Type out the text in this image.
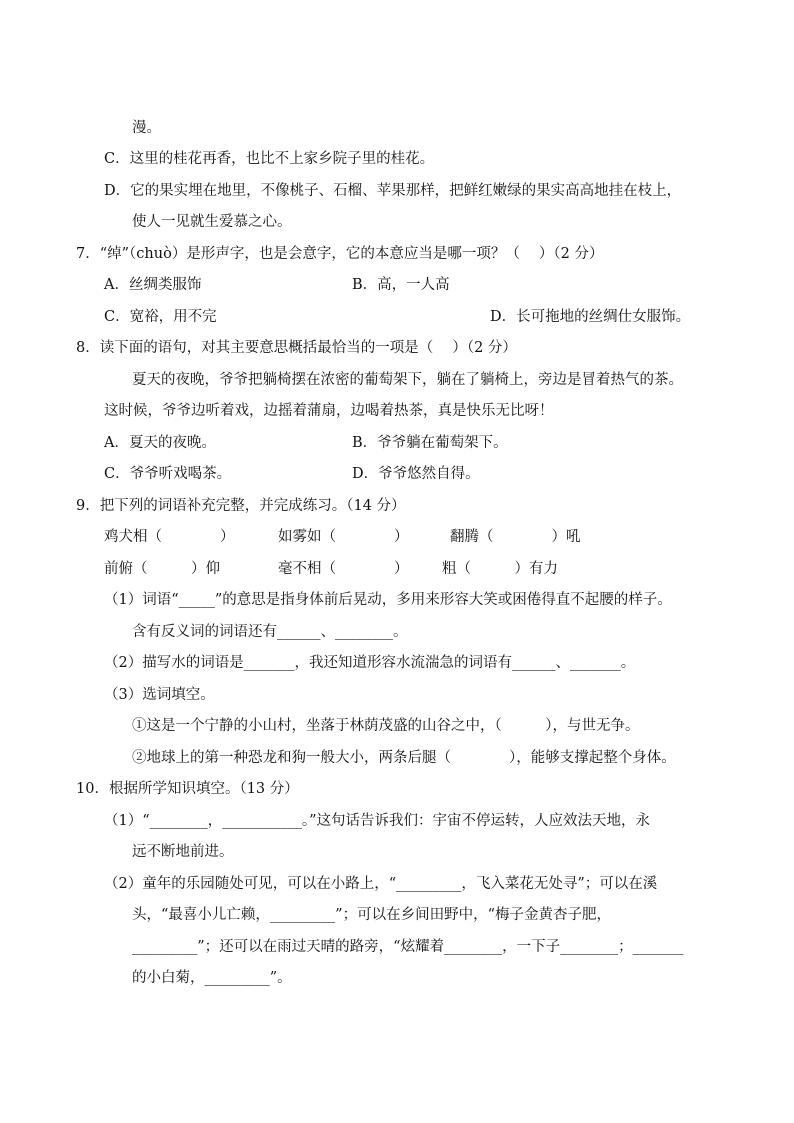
漫。
C．这里的桂花再香，也比不上家乡院子里的桂花。
D．它的果实埋在地里，不像桃子、石榴、苹果那样，把鲜红嫩绿的果实高高地挂在枝上，
使人一见就生爱慕之心。
7．“绰”（chuò）是形声字，也是会意字，它的本意应当是哪一项？（　 ）（2 分）
A．丝绸类服饰	B．高，一人高
C．宽裕，用不完	D．长可拖地的丝绸仕女服饰。
8．读下面的语句，对其主要意思概括最恰当的一项是（　 ）（2 分）
夏天的夜晚，爷爷把躺椅摆在浓密的葡萄架下，躺在了躺椅上，旁边是冒着热气的茶。
这时候，爷爷边听着戏，边摇着蒲扇，边喝着热茶，真是快乐无比呀！
A．夏天的夜晚。	B．爷爷躺在葡萄架下。
C．爷爷听戏喝茶。	D．爷爷悠然自得。
9．把下列的词语补充完整，并完成练习。（14 分）
鸡犬相（　　　　）	如雾如（　　　　）	翻腾（　　　　）吼
前俯（　　　）仰	毫不相（　　　　） 粗（　　　）有力
（1）词语“_____”的意思是指身体前后晃动，多用来形容大笑或困倦得直不起腰的样子。
含有反义词的词语还有______、________。
（2）描写水的词语是_______，我还知道形容水流湍急的词语有______、_______。
（3）选词填空。
①这是一个宁静的小山村，坐落于林荫茂盛的山谷之中，（　　　），与世无争。
②地球上的第一种恐龙和狗一般大小，两条后腿（　　　　），能够支撑起整个身体。
10．根据所学知识填空。（13 分）
（1）“________，___________。”这句话告诉我们：宇宙不停运转，人应效法天地，永
远不断地前进。
（2）童年的乐园随处可见，可以在小路上，“_________，飞入菜花无处寻”；可以在溪
头，“最喜小儿亡赖，_________”；可以在乡间田野中，“梅子金黄杏子肥，
_________”；还可以在雨过天晴的路旁，“炫耀着________，一下子________；_______
的小白菊，_________”。
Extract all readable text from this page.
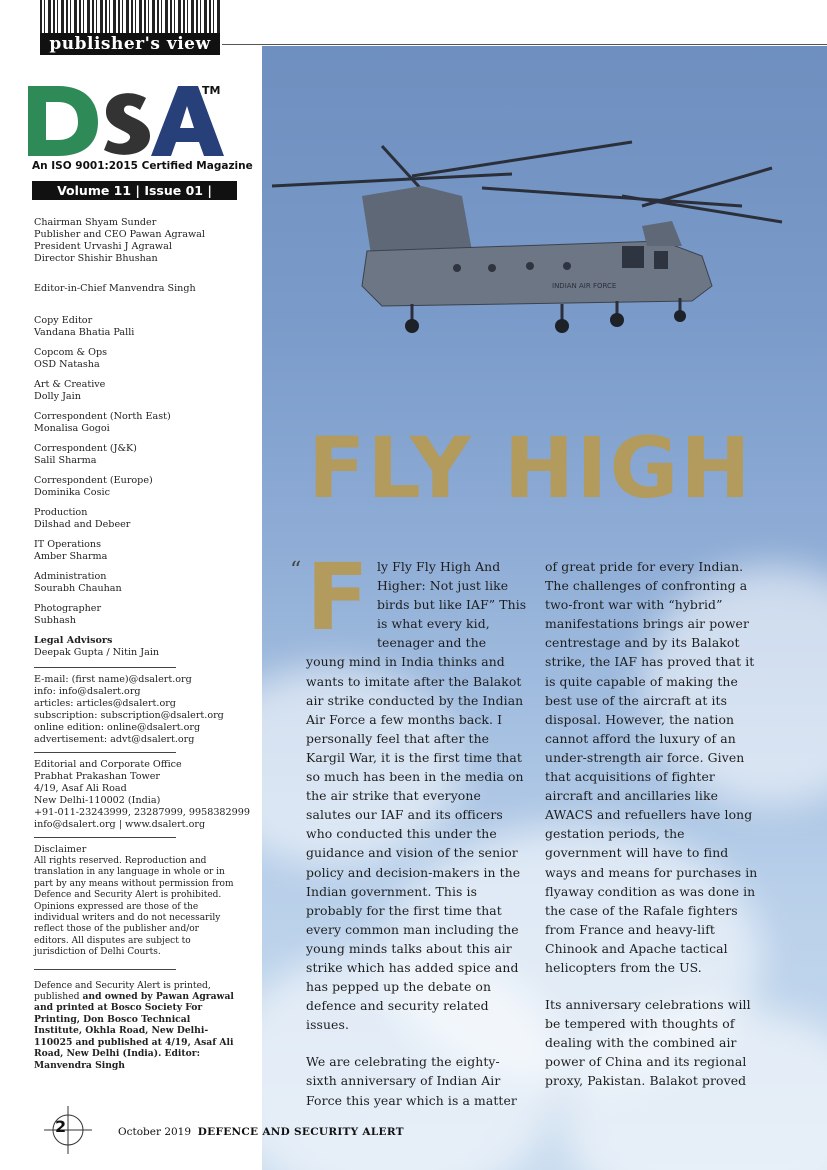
publisher's view
INDIAN AIR FORCE
TM
An ISO 9001:2015 Certified Magazine
Volume 11 | Issue 01 | October 2019
Chairman Shyam Sunder
Publisher and CEO Pawan Agrawal
President Urvashi J Agrawal
Director Shishir Bhushan
Editor-in-Chief Manvendra Singh
Copy Editor
Vandana Bhatia Palli
Copcom & Ops
OSD Natasha
Art & Creative
Dolly Jain
Correspondent (North East)
Monalisa Gogoi
Correspondent (J&K)
Salil Sharma
Correspondent (Europe)
Dominika Cosic
Production
Dilshad and Debeer
IT Operations
Amber Sharma
Administration
Sourabh Chauhan
Photographer
Subhash
Legal Advisors
Deepak Gupta / Nitin Jain
E-mail: (first name)@dsalert.org
info: info@dsalert.org
articles: articles@dsalert.org
subscription: subscription@dsalert.org
online edition: online@dsalert.org
advertisement: advt@dsalert.org
Editorial and Corporate Office
Prabhat Prakashan Tower
4/19, Asaf Ali Road
New Delhi-110002 (India)
+91-011-23243999, 23287999, 9958382999
info@dsalert.org | www.dsalert.org
Disclaimer
All rights reserved. Reproduction and translation in any language in whole or in part by any means without permission from Defence and Security Alert is prohibited. Opinions expressed are those of the individual writers and do not necessarily reflect those of the publisher and/or editors. All disputes are subject to jurisdiction of Delhi Courts.
Defence and Security Alert is printed, published and owned by Pawan Agrawal and printed at Bosco Society For Printing, Don Bosco Technical Institute, Okhla Road, New Delhi-110025 and published at 4/19, Asaf Ali Road, New Delhi (India). Editor: Manvendra Singh
FLY HIGH
“ Fly Fly Fly High And Higher: Not just like birds but like IAF” This is what every kid, teenager and the young mind in India thinks and wants to imitate after the Balakot air strike conducted by the Indian Air Force a few months back. I personally feel that after the Kargil War, it is the first time that so much has been in the media on the air strike that everyone salutes our IAF and its officers who conducted this under the guidance and vision of the senior policy and decision-makers in the Indian government. This is probably for the first time that every common man including the young minds talks about this air strike which has added spice and has pepped up the debate on defence and security related issues.

We are celebrating the eighty-sixth anniversary of Indian Air Force this year which is a matter

of great pride for every Indian. The challenges of confronting a two-front war with “hybrid” manifestations brings air power centrestage and by its Balakot strike, the IAF has proved that it is quite capable of making the best use of the aircraft at its disposal. However, the nation cannot afford the luxury of an under-strength air force. Given that acquisitions of fighter aircraft and ancillaries like AWACS and refuellers have long gestation periods, the government will have to find ways and means for purchases in flyaway condition as was done in the case of the Rafale fighters from France and heavy-lift Chinook and Apache tactical helicopters from the US.

Its anniversary celebrations will be tempered with thoughts of dealing with the combined air power of China and its regional proxy, Pakistan. Balakot proved

2	October 2019 DEFENCE AND SECURITY ALERT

### SHORT PROBLEM
Repeat all of the entries word for word, but omit the pictures.

### EXERCISE RESULT
Type out the text in this image.
漫。
C．这里的桂花再香，也比不上家乡院子里的桂花。
D．它的果实埋在地里，不像桃子、石榴、苹果那样，把鲜红嫩绿的果实高高地挂在枝上，
使人一见就生爱慕之心。
7．“绰”（chuò）是形声字，也是会意字，它的本意应当是哪一项？（　 ）（2 分）
A．丝绸类服饰	B．高，一人高
C．宽裕，用不完	D．长可拖地的丝绸仕女服饰。
8．读下面的语句，对其主要意思概括最恰当的一项是（　 ）（2 分）
夏天的夜晚，爷爷把躺椅摆在浓密的葡萄架下，躺在了躺椅上，旁边是冒着热气的茶。
这时候，爷爷边听着戏，边摇着蒲扇，边喝着热茶，真是快乐无比呀！
A．夏天的夜晚。	B．爷爷躺在葡萄架下。
C．爷爷听戏喝茶。	D．爷爷悠然自得。
9．把下列的词语补充完整，并完成练习。（14 分）
鸡犬相（　　　　）	如雾如（　　　　）	翻腾（　　　　）吼
前俯（　　　）仰	毫不相（　　　　） 粗（　　　）有力
（1）词语“_____”的意思是指身体前后晃动，多用来形容大笑或困倦得直不起腰的样子。
含有反义词的词语还有______、________。
（2）描写水的词语是_______，我还知道形容水流湍急的词语有______、_______。
（3）选词填空。
①这是一个宁静的小山村，坐落于林荫茂盛的山谷之中，（　　　），与世无争。
②地球上的第一种恐龙和狗一般大小，两条后腿（　　　　），能够支撑起整个身体。
10．根据所学知识填空。（13 分）
（1）“________，___________。”这句话告诉我们：宇宙不停运转，人应效法天地，永
远不断地前进。
（2）童年的乐园随处可见，可以在小路上，“_________，飞入菜花无处寻”；可以在溪
头，“最喜小儿亡赖，_________”；可以在乡间田野中，“梅子金黄杏子肥，
_________”；还可以在雨过天晴的路旁，“炫耀着________，一下子________；_______
的小白菊，_________”。
Extract all readable text from this page.
publisher's view
INDIAN AIR FORCE
TM
An ISO 9001:2015 Certified Magazine
Volume 11 | Issue 01 | October 2019
Chairman Shyam Sunder
Publisher and CEO Pawan Agrawal
President Urvashi J Agrawal
Director Shishir Bhushan
Editor-in-Chief Manvendra Singh
Copy Editor
Vandana Bhatia Palli
Copcom & Ops
OSD Natasha
Art & Creative
Dolly Jain
Correspondent (North East)
Monalisa Gogoi
Correspondent (J&K)
Salil Sharma
Correspondent (Europe)
Dominika Cosic
Production
Dilshad and Debeer
IT Operations
Amber Sharma
Administration
Sourabh Chauhan
Photographer
Subhash
Legal Advisors
Deepak Gupta / Nitin Jain
E-mail: (first name)@dsalert.org
info: info@dsalert.org
articles: articles@dsalert.org
subscription: subscription@dsalert.org
online edition: online@dsalert.org
advertisement: advt@dsalert.org
Editorial and Corporate Office
Prabhat Prakashan Tower
4/19, Asaf Ali Road
New Delhi-110002 (India)
+91-011-23243999, 23287999, 9958382999
info@dsalert.org | www.dsalert.org
Disclaimer
All rights reserved. Reproduction and translation in any language in whole or in part by any means without permission from Defence and Security Alert is prohibited. Opinions expressed are those of the individual writers and do not necessarily reflect those of the publisher and/or editors. All disputes are subject to jurisdiction of Delhi Courts.
Defence and Security Alert is printed, published and owned by Pawan Agrawal and printed at Bosco Society For Printing, Don Bosco Technical Institute, Okhla Road, New Delhi-110025 and published at 4/19, Asaf Ali Road, New Delhi (India). Editor: Manvendra Singh
FLY HIGH
“ Fly Fly Fly High And Higher: Not just like birds but like IAF” This is what every kid, teenager and the young mind in India thinks and wants to imitate after the Balakot air strike conducted by the Indian Air Force a few months back. I personally feel that after the Kargil War, it is the first time that so much has been in the media on the air strike that everyone salutes our IAF and its officers who conducted this under the guidance and vision of the senior policy and decision-makers in the Indian government. This is probably for the first time that every common man including the young minds talks about this air strike which has added spice and has pepped up the debate on defence and security related issues.

We are celebrating the eighty-sixth anniversary of Indian Air Force this year which is a matter

of great pride for every Indian. The challenges of confronting a two-front war with “hybrid” manifestations brings air power centrestage and by its Balakot strike, the IAF has proved that it is quite capable of making the best use of the aircraft at its disposal. However, the nation cannot afford the luxury of an under-strength air force. Given that acquisitions of fighter aircraft and ancillaries like AWACS and refuellers have long gestation periods, the government will have to find ways and means for purchases in flyaway condition as was done in the case of the Rafale fighters from France and heavy-lift Chinook and Apache tactical helicopters from the US.

Its anniversary celebrations will be tempered with thoughts of dealing with the combined air power of China and its regional proxy, Pakistan. Balakot proved

2	October 2019 DEFENCE AND SECURITY ALERT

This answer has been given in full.